-- START OF Records --

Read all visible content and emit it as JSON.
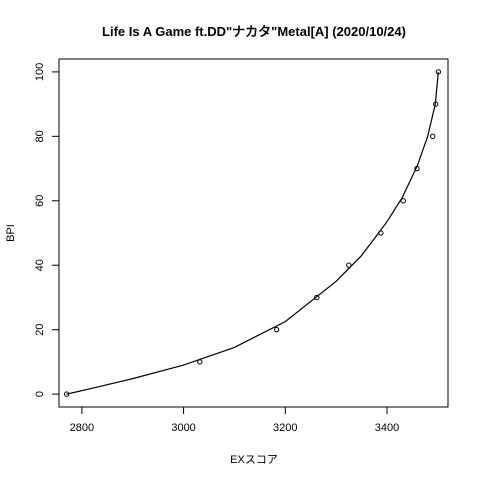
{
  "chart_data": {
    "type": "scatter",
    "title": "Life Is A Game ft.DD\"ナカタ\"Metal[A] (2020/10/24)",
    "xlabel": "EXスコア",
    "ylabel": "BPI",
    "xlim": [
      2755,
      3520
    ],
    "ylim": [
      -4,
      104
    ],
    "xticks": [
      2800,
      3000,
      3200,
      3400
    ],
    "yticks": [
      0,
      20,
      40,
      60,
      80,
      100
    ],
    "grid": false,
    "legend": "none",
    "series": [
      {
        "points": [
          {
            "x": 2770,
            "y": 0
          },
          {
            "x": 3032,
            "y": 10
          },
          {
            "x": 3183,
            "y": 20
          },
          {
            "x": 3262,
            "y": 30
          },
          {
            "x": 3325,
            "y": 40
          },
          {
            "x": 3388,
            "y": 50
          },
          {
            "x": 3432,
            "y": 60
          },
          {
            "x": 3459,
            "y": 70
          },
          {
            "x": 3490,
            "y": 80
          },
          {
            "x": 3496,
            "y": 90
          },
          {
            "x": 3501,
            "y": 100
          }
        ]
      }
    ],
    "curve": [
      {
        "x": 2770,
        "y": 0
      },
      {
        "x": 2820,
        "y": 1.8
      },
      {
        "x": 2900,
        "y": 4.8
      },
      {
        "x": 3000,
        "y": 9.0
      },
      {
        "x": 3100,
        "y": 14.5
      },
      {
        "x": 3200,
        "y": 22.5
      },
      {
        "x": 3300,
        "y": 35.0
      },
      {
        "x": 3350,
        "y": 43.0
      },
      {
        "x": 3400,
        "y": 53.5
      },
      {
        "x": 3430,
        "y": 61.0
      },
      {
        "x": 3460,
        "y": 71.0
      },
      {
        "x": 3480,
        "y": 80.0
      },
      {
        "x": 3495,
        "y": 90.0
      },
      {
        "x": 3501,
        "y": 100.0
      }
    ]
  }
}
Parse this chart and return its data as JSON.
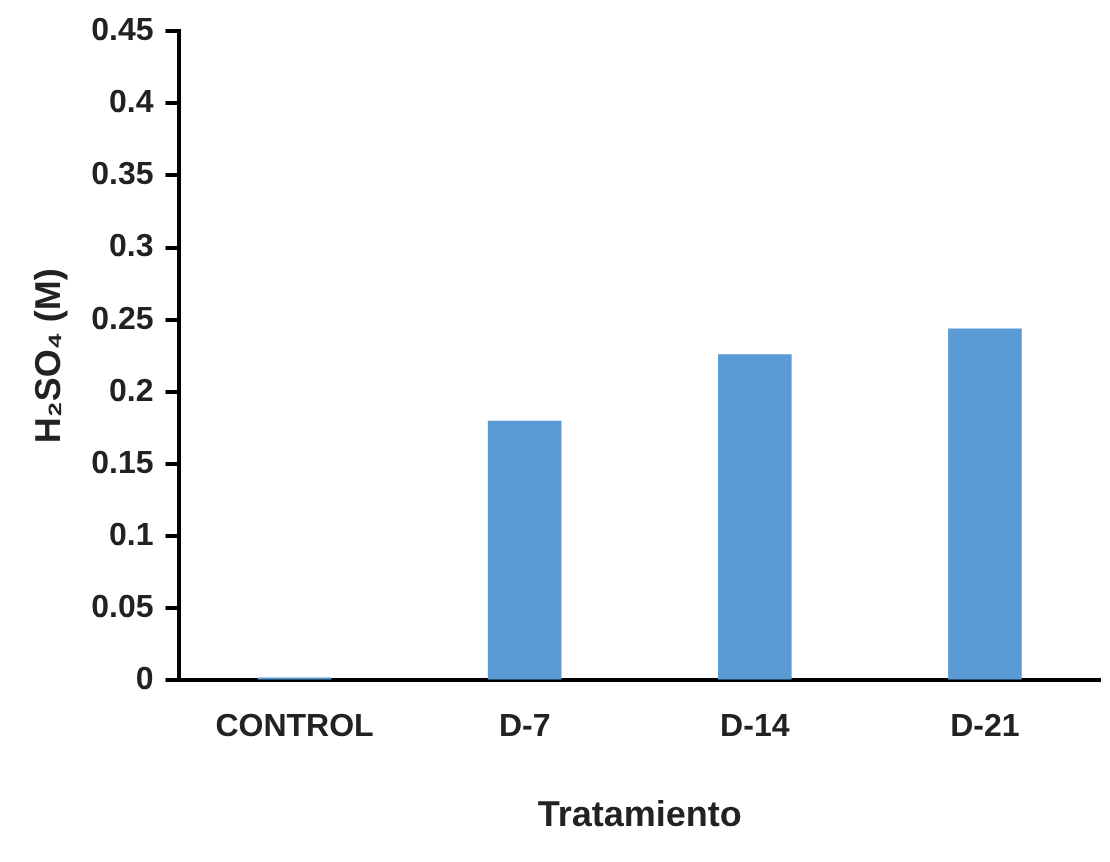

-- END OF Records --

■ Task details ■
Without including any pictures, print all of the material exactly as given.

■ The output ■
Read all visible content and emit it as JSON.
{
  "chart_data": {
    "type": "scatter",
    "title": "Life Is A Game ft.DD\"ナカタ\"Metal[A] (2020/10/24)",
    "xlabel": "EXスコア",
    "ylabel": "BPI",
    "xlim": [
      2755,
      3520
    ],
    "ylim": [
      -4,
      104
    ],
    "xticks": [
      2800,
      3000,
      3200,
      3400
    ],
    "yticks": [
      0,
      20,
      40,
      60,
      80,
      100
    ],
    "grid": false,
    "legend": "none",
    "series": [
      {
        "points": [
          {
            "x": 2770,
            "y": 0
          },
          {
            "x": 3032,
            "y": 10
          },
          {
            "x": 3183,
            "y": 20
          },
          {
            "x": 3262,
            "y": 30
          },
          {
            "x": 3325,
            "y": 40
          },
          {
            "x": 3388,
            "y": 50
          },
          {
            "x": 3432,
            "y": 60
          },
          {
            "x": 3459,
            "y": 70
          },
          {
            "x": 3490,
            "y": 80
          },
          {
            "x": 3496,
            "y": 90
          },
          {
            "x": 3501,
            "y": 100
          }
        ]
      }
    ],
    "curve": [
      {
        "x": 2770,
        "y": 0
      },
      {
        "x": 2820,
        "y": 1.8
      },
      {
        "x": 2900,
        "y": 4.8
      },
      {
        "x": 3000,
        "y": 9.0
      },
      {
        "x": 3100,
        "y": 14.5
      },
      {
        "x": 3200,
        "y": 22.5
      },
      {
        "x": 3300,
        "y": 35.0
      },
      {
        "x": 3350,
        "y": 43.0
      },
      {
        "x": 3400,
        "y": 53.5
      },
      {
        "x": 3430,
        "y": 61.0
      },
      {
        "x": 3460,
        "y": 71.0
      },
      {
        "x": 3480,
        "y": 80.0
      },
      {
        "x": 3495,
        "y": 90.0
      },
      {
        "x": 3501,
        "y": 100.0
      }
    ]
  }
}
Parse this chart and return its data as JSON.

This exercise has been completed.